** Begin Data supplied **
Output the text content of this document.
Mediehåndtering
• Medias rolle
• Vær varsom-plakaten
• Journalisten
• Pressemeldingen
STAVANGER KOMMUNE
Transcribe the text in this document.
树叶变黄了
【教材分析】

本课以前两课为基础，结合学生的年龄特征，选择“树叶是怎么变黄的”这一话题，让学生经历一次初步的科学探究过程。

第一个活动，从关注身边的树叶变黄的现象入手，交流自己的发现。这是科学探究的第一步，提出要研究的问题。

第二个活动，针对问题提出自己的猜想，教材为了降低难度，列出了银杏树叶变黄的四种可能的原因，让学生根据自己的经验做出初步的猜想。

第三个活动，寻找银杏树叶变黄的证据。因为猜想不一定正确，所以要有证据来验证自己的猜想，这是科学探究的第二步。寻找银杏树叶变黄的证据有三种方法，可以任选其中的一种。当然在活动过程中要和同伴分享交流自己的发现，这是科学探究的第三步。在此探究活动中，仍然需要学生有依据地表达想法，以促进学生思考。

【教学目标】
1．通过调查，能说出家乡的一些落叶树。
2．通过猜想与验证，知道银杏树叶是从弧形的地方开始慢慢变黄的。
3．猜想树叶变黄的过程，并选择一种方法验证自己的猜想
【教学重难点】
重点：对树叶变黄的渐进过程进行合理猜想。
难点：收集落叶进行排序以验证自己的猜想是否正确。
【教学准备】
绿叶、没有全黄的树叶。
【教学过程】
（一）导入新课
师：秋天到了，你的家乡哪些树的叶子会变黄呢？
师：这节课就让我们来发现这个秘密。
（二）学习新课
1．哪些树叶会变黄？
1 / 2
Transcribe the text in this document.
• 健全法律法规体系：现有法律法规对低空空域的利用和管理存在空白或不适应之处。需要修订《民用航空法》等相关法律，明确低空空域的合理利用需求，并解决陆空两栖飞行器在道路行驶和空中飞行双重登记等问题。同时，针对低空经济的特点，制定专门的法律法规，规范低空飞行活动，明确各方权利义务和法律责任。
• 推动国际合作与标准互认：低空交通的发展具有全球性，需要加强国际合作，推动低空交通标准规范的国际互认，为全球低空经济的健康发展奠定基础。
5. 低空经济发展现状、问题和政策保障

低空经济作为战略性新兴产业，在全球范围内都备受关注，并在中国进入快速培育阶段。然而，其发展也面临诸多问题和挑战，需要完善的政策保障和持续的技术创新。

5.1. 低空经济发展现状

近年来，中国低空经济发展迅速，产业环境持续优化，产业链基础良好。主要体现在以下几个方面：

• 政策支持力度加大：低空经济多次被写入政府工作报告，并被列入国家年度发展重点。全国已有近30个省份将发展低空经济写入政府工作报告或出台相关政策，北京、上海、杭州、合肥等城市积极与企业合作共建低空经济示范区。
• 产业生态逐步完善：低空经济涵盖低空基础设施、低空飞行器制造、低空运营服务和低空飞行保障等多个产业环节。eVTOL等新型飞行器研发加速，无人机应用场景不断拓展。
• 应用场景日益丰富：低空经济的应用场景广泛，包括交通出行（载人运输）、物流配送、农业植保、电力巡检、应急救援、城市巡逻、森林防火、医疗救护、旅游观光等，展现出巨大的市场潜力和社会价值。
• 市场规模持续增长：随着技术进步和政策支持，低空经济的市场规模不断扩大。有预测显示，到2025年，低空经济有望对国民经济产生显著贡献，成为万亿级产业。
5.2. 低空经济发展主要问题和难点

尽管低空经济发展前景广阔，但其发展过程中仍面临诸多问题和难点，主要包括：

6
** End Data supplied **
What you are asked to do =>
From the listing above, reproduce all the lines exactly.

The solution =>
Output the text content of this document.
Mediehåndtering
• Medias rolle
• Vær varsom-plakaten
• Journalisten
• Pressemeldingen
STAVANGER KOMMUNE
Transcribe the text in this document.
树叶变黄了
【教材分析】

本课以前两课为基础，结合学生的年龄特征，选择“树叶是怎么变黄的”这一话题，让学生经历一次初步的科学探究过程。

第一个活动，从关注身边的树叶变黄的现象入手，交流自己的发现。这是科学探究的第一步，提出要研究的问题。

第二个活动，针对问题提出自己的猜想，教材为了降低难度，列出了银杏树叶变黄的四种可能的原因，让学生根据自己的经验做出初步的猜想。

第三个活动，寻找银杏树叶变黄的证据。因为猜想不一定正确，所以要有证据来验证自己的猜想，这是科学探究的第二步。寻找银杏树叶变黄的证据有三种方法，可以任选其中的一种。当然在活动过程中要和同伴分享交流自己的发现，这是科学探究的第三步。在此探究活动中，仍然需要学生有依据地表达想法，以促进学生思考。

【教学目标】
1．通过调查，能说出家乡的一些落叶树。
2．通过猜想与验证，知道银杏树叶是从弧形的地方开始慢慢变黄的。
3．猜想树叶变黄的过程，并选择一种方法验证自己的猜想
【教学重难点】
重点：对树叶变黄的渐进过程进行合理猜想。
难点：收集落叶进行排序以验证自己的猜想是否正确。
【教学准备】
绿叶、没有全黄的树叶。
【教学过程】
（一）导入新课
师：秋天到了，你的家乡哪些树的叶子会变黄呢？
师：这节课就让我们来发现这个秘密。
（二）学习新课
1．哪些树叶会变黄？
1 / 2
Transcribe the text in this document.
• 健全法律法规体系：现有法律法规对低空空域的利用和管理存在空白或不适应之处。需要修订《民用航空法》等相关法律，明确低空空域的合理利用需求，并解决陆空两栖飞行器在道路行驶和空中飞行双重登记等问题。同时，针对低空经济的特点，制定专门的法律法规，规范低空飞行活动，明确各方权利义务和法律责任。
• 推动国际合作与标准互认：低空交通的发展具有全球性，需要加强国际合作，推动低空交通标准规范的国际互认，为全球低空经济的健康发展奠定基础。
5. 低空经济发展现状、问题和政策保障

低空经济作为战略性新兴产业，在全球范围内都备受关注，并在中国进入快速培育阶段。然而，其发展也面临诸多问题和挑战，需要完善的政策保障和持续的技术创新。

5.1. 低空经济发展现状

近年来，中国低空经济发展迅速，产业环境持续优化，产业链基础良好。主要体现在以下几个方面：

• 政策支持力度加大：低空经济多次被写入政府工作报告，并被列入国家年度发展重点。全国已有近30个省份将发展低空经济写入政府工作报告或出台相关政策，北京、上海、杭州、合肥等城市积极与企业合作共建低空经济示范区。
• 产业生态逐步完善：低空经济涵盖低空基础设施、低空飞行器制造、低空运营服务和低空飞行保障等多个产业环节。eVTOL等新型飞行器研发加速，无人机应用场景不断拓展。
• 应用场景日益丰富：低空经济的应用场景广泛，包括交通出行（载人运输）、物流配送、农业植保、电力巡检、应急救援、城市巡逻、森林防火、医疗救护、旅游观光等，展现出巨大的市场潜力和社会价值。
• 市场规模持续增长：随着技术进步和政策支持，低空经济的市场规模不断扩大。有预测显示，到2025年，低空经济有望对国民经济产生显著贡献，成为万亿级产业。
5.2. 低空经济发展主要问题和难点

尽管低空经济发展前景广阔，但其发展过程中仍面临诸多问题和难点，主要包括：

6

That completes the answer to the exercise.